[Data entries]
* * *
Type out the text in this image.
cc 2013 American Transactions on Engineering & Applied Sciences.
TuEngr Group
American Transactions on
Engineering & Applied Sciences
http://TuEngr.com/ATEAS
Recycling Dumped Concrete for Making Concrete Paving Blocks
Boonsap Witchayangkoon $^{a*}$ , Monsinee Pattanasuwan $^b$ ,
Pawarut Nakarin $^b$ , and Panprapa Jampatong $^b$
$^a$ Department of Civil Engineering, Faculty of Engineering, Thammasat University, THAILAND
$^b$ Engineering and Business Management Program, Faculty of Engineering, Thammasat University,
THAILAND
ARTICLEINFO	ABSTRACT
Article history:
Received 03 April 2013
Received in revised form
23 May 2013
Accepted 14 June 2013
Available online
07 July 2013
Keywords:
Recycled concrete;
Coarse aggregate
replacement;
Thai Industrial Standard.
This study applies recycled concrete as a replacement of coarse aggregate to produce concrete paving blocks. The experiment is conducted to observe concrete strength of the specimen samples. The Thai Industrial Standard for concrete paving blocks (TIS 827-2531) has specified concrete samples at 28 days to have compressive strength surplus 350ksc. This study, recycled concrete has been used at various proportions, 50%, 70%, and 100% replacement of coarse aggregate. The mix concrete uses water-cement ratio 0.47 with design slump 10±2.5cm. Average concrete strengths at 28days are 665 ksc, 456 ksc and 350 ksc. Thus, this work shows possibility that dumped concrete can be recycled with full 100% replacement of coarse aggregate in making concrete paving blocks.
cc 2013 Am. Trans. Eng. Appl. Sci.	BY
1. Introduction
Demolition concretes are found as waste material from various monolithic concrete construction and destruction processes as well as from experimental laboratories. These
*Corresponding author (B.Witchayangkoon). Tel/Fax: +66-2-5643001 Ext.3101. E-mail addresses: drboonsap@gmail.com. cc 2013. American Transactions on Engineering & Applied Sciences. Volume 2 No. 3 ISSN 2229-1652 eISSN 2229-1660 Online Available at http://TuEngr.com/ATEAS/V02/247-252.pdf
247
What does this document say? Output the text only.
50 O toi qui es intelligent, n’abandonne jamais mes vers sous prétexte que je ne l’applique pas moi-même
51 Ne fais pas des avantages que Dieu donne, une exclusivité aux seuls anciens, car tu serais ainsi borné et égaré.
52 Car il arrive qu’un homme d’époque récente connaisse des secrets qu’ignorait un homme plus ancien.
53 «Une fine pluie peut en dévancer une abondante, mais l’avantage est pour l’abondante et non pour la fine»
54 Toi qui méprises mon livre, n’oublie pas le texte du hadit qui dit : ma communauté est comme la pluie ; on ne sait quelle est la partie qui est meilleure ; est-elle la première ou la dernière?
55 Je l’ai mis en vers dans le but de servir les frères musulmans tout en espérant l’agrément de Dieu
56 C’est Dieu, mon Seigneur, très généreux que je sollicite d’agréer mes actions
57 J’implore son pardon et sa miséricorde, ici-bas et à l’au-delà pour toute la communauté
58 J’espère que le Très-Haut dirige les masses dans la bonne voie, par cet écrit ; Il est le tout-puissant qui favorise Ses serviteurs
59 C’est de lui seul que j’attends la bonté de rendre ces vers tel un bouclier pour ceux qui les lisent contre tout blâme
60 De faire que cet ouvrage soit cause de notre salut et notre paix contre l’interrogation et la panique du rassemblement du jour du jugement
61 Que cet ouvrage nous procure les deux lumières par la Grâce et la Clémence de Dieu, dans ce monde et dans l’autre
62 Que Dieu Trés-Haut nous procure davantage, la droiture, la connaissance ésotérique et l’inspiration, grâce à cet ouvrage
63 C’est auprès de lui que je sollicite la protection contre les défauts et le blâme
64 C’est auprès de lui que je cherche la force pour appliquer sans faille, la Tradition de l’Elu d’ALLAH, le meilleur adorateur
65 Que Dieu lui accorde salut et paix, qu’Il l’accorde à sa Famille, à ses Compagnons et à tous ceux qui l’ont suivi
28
* * *
- **Directions for this task**
Copy each line above where the string "communauté" occurs.

- **Solved exercise**
54 Toi qui méprises mon livre, n’oublie pas le texte du hadit qui dit : ma communauté est comme la pluie ; on ne sait quelle est la partie qui est meilleure ; est-elle la première ou la dernière?
57 J’implore son pardon et sa miséricorde, ici-bas et à l’au-delà pour toute la communauté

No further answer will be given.